◆ **What is expected**:
What follows is a listing; restate every line of it word for word.

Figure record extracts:
────────────────────────────────────────

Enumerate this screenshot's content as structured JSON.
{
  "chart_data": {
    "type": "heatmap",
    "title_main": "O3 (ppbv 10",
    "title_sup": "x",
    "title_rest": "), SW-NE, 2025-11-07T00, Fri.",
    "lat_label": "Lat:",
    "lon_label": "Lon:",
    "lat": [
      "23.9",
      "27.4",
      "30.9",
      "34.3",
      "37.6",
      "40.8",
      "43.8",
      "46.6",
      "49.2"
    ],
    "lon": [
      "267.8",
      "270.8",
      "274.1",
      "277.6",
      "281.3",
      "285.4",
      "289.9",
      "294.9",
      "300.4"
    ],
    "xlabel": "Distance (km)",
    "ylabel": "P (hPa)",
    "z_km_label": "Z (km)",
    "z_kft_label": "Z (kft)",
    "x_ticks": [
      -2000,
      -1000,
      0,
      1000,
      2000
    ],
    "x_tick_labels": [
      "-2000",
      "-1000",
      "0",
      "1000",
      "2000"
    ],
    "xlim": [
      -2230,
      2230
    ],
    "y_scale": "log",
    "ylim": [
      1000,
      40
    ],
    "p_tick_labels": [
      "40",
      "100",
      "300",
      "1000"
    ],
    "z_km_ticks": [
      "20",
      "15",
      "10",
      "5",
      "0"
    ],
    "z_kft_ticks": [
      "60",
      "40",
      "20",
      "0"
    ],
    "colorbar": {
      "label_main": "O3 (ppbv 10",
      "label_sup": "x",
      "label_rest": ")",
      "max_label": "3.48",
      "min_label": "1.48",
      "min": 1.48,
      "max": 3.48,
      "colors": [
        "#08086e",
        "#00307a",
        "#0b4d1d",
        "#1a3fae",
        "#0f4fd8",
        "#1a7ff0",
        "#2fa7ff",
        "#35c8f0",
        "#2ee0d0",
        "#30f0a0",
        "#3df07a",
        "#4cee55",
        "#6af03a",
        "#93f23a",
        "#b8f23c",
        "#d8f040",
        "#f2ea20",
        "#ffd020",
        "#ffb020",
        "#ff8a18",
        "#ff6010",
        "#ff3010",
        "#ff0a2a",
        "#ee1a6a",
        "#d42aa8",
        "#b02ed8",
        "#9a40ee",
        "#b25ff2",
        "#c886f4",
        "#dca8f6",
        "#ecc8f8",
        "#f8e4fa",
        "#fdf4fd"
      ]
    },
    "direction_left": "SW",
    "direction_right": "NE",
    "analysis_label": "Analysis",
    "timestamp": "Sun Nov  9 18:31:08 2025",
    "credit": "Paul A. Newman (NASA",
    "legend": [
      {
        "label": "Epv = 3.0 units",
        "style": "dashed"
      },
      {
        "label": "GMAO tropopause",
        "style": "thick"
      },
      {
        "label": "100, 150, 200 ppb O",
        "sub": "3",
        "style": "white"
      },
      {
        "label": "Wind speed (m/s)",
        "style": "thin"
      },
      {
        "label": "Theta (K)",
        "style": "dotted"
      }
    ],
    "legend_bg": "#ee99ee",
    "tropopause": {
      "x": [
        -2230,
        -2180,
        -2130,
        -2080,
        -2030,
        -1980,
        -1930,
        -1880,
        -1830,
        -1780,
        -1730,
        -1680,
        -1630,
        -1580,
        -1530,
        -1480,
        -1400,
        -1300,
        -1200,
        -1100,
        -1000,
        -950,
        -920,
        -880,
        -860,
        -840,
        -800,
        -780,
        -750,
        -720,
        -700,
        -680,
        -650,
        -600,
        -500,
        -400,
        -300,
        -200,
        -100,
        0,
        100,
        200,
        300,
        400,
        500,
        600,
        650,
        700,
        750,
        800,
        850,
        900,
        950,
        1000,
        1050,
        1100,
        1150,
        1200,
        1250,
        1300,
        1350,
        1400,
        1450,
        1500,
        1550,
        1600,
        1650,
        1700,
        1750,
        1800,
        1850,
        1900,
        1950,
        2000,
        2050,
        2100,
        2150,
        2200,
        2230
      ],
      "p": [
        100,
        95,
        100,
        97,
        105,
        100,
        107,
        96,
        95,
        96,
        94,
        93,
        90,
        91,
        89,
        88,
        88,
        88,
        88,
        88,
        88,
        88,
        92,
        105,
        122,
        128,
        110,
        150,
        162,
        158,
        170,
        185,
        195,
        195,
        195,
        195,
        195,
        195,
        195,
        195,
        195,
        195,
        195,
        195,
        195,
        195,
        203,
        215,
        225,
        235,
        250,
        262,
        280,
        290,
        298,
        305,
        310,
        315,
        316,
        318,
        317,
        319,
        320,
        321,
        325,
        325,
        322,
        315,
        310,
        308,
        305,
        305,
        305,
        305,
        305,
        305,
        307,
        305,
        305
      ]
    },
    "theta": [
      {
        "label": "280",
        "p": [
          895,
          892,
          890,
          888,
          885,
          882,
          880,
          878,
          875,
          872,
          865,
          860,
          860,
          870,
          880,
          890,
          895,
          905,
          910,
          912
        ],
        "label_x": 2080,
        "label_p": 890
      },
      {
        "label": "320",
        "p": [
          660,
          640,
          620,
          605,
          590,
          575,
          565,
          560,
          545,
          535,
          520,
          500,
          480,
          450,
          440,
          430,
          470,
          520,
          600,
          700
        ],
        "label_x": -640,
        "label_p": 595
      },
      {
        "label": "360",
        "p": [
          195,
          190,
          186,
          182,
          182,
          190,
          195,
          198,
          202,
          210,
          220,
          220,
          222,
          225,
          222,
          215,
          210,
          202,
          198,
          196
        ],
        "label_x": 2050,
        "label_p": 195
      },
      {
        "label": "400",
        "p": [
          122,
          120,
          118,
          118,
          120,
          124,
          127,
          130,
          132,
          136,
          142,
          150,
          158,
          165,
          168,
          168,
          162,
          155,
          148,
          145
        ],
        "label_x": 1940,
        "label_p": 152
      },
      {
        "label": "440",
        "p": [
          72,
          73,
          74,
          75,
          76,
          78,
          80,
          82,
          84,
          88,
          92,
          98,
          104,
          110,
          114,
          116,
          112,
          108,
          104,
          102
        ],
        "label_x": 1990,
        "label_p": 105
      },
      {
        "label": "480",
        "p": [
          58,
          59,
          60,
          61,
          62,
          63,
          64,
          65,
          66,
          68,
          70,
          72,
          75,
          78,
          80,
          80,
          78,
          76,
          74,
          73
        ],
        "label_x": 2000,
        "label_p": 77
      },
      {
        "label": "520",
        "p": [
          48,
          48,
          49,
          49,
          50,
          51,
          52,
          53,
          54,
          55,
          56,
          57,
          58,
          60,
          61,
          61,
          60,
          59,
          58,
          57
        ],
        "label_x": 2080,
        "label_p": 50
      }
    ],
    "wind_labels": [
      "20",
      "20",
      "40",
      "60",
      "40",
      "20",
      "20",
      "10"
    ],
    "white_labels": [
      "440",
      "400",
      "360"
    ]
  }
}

────────────────────────────────────────

◆ **Full answer**:
Enumerate this screenshot's content as structured JSON.
{
  "chart_data": {
    "type": "heatmap",
    "title_main": "O3 (ppbv 10",
    "title_sup": "x",
    "title_rest": "), SW-NE, 2025-11-07T00, Fri.",
    "lat_label": "Lat:",
    "lon_label": "Lon:",
    "lat": [
      "23.9",
      "27.4",
      "30.9",
      "34.3",
      "37.6",
      "40.8",
      "43.8",
      "46.6",
      "49.2"
    ],
    "lon": [
      "267.8",
      "270.8",
      "274.1",
      "277.6",
      "281.3",
      "285.4",
      "289.9",
      "294.9",
      "300.4"
    ],
    "xlabel": "Distance (km)",
    "ylabel": "P (hPa)",
    "z_km_label": "Z (km)",
    "z_kft_label": "Z (kft)",
    "x_ticks": [
      -2000,
      -1000,
      0,
      1000,
      2000
    ],
    "x_tick_labels": [
      "-2000",
      "-1000",
      "0",
      "1000",
      "2000"
    ],
    "xlim": [
      -2230,
      2230
    ],
    "y_scale": "log",
    "ylim": [
      1000,
      40
    ],
    "p_tick_labels": [
      "40",
      "100",
      "300",
      "1000"
    ],
    "z_km_ticks": [
      "20",
      "15",
      "10",
      "5",
      "0"
    ],
    "z_kft_ticks": [
      "60",
      "40",
      "20",
      "0"
    ],
    "colorbar": {
      "label_main": "O3 (ppbv 10",
      "label_sup": "x",
      "label_rest": ")",
      "max_label": "3.48",
      "min_label": "1.48",
      "min": 1.48,
      "max": 3.48,
      "colors": [
        "#08086e",
        "#00307a",
        "#0b4d1d",
        "#1a3fae",
        "#0f4fd8",
        "#1a7ff0",
        "#2fa7ff",
        "#35c8f0",
        "#2ee0d0",
        "#30f0a0",
        "#3df07a",
        "#4cee55",
        "#6af03a",
        "#93f23a",
        "#b8f23c",
        "#d8f040",
        "#f2ea20",
        "#ffd020",
        "#ffb020",
        "#ff8a18",
        "#ff6010",
        "#ff3010",
        "#ff0a2a",
        "#ee1a6a",
        "#d42aa8",
        "#b02ed8",
        "#9a40ee",
        "#b25ff2",
        "#c886f4",
        "#dca8f6",
        "#ecc8f8",
        "#f8e4fa",
        "#fdf4fd"
      ]
    },
    "direction_left": "SW",
    "direction_right": "NE",
    "analysis_label": "Analysis",
    "timestamp": "Sun Nov  9 18:31:08 2025",
    "credit": "Paul A. Newman (NASA",
    "legend": [
      {
        "label": "Epv = 3.0 units",
        "style": "dashed"
      },
      {
        "label": "GMAO tropopause",
        "style": "thick"
      },
      {
        "label": "100, 150, 200 ppb O",
        "sub": "3",
        "style": "white"
      },
      {
        "label": "Wind speed (m/s)",
        "style": "thin"
      },
      {
        "label": "Theta (K)",
        "style": "dotted"
      }
    ],
    "legend_bg": "#ee99ee",
    "tropopause": {
      "x": [
        -2230,
        -2180,
        -2130,
        -2080,
        -2030,
        -1980,
        -1930,
        -1880,
        -1830,
        -1780,
        -1730,
        -1680,
        -1630,
        -1580,
        -1530,
        -1480,
        -1400,
        -1300,
        -1200,
        -1100,
        -1000,
        -950,
        -920,
        -880,
        -860,
        -840,
        -800,
        -780,
        -750,
        -720,
        -700,
        -680,
        -650,
        -600,
        -500,
        -400,
        -300,
        -200,
        -100,
        0,
        100,
        200,
        300,
        400,
        500,
        600,
        650,
        700,
        750,
        800,
        850,
        900,
        950,
        1000,
        1050,
        1100,
        1150,
        1200,
        1250,
        1300,
        1350,
        1400,
        1450,
        1500,
        1550,
        1600,
        1650,
        1700,
        1750,
        1800,
        1850,
        1900,
        1950,
        2000,
        2050,
        2100,
        2150,
        2200,
        2230
      ],
      "p": [
        100,
        95,
        100,
        97,
        105,
        100,
        107,
        96,
        95,
        96,
        94,
        93,
        90,
        91,
        89,
        88,
        88,
        88,
        88,
        88,
        88,
        88,
        92,
        105,
        122,
        128,
        110,
        150,
        162,
        158,
        170,
        185,
        195,
        195,
        195,
        195,
        195,
        195,
        195,
        195,
        195,
        195,
        195,
        195,
        195,
        195,
        203,
        215,
        225,
        235,
        250,
        262,
        280,
        290,
        298,
        305,
        310,
        315,
        316,
        318,
        317,
        319,
        320,
        321,
        325,
        325,
        322,
        315,
        310,
        308,
        305,
        305,
        305,
        305,
        305,
        305,
        307,
        305,
        305
      ]
    },
    "theta": [
      {
        "label": "280",
        "p": [
          895,
          892,
          890,
          888,
          885,
          882,
          880,
          878,
          875,
          872,
          865,
          860,
          860,
          870,
          880,
          890,
          895,
          905,
          910,
          912
        ],
        "label_x": 2080,
        "label_p": 890
      },
      {
        "label": "320",
        "p": [
          660,
          640,
          620,
          605,
          590,
          575,
          565,
          560,
          545,
          535,
          520,
          500,
          480,
          450,
          440,
          430,
          470,
          520,
          600,
          700
        ],
        "label_x": -640,
        "label_p": 595
      },
      {
        "label": "360",
        "p": [
          195,
          190,
          186,
          182,
          182,
          190,
          195,
          198,
          202,
          210,
          220,
          220,
          222,
          225,
          222,
          215,
          210,
          202,
          198,
          196
        ],
        "label_x": 2050,
        "label_p": 195
      },
      {
        "label": "400",
        "p": [
          122,
          120,
          118,
          118,
          120,
          124,
          127,
          130,
          132,
          136,
          142,
          150,
          158,
          165,
          168,
          168,
          162,
          155,
          148,
          145
        ],
        "label_x": 1940,
        "label_p": 152
      },
      {
        "label": "440",
        "p": [
          72,
          73,
          74,
          75,
          76,
          78,
          80,
          82,
          84,
          88,
          92,
          98,
          104,
          110,
          114,
          116,
          112,
          108,
          104,
          102
        ],
        "label_x": 1990,
        "label_p": 105
      },
      {
        "label": "480",
        "p": [
          58,
          59,
          60,
          61,
          62,
          63,
          64,
          65,
          66,
          68,
          70,
          72,
          75,
          78,
          80,
          80,
          78,
          76,
          74,
          73
        ],
        "label_x": 2000,
        "label_p": 77
      },
      {
        "label": "520",
        "p": [
          48,
          48,
          49,
          49,
          50,
          51,
          52,
          53,
          54,
          55,
          56,
          57,
          58,
          60,
          61,
          61,
          60,
          59,
          58,
          57
        ],
        "label_x": 2080,
        "label_p": 50
      }
    ],
    "wind_labels": [
      "20",
      "20",
      "40",
      "60",
      "40",
      "20",
      "20",
      "10"
    ],
    "white_labels": [
      "440",
      "400",
      "360"
    ]
  }
}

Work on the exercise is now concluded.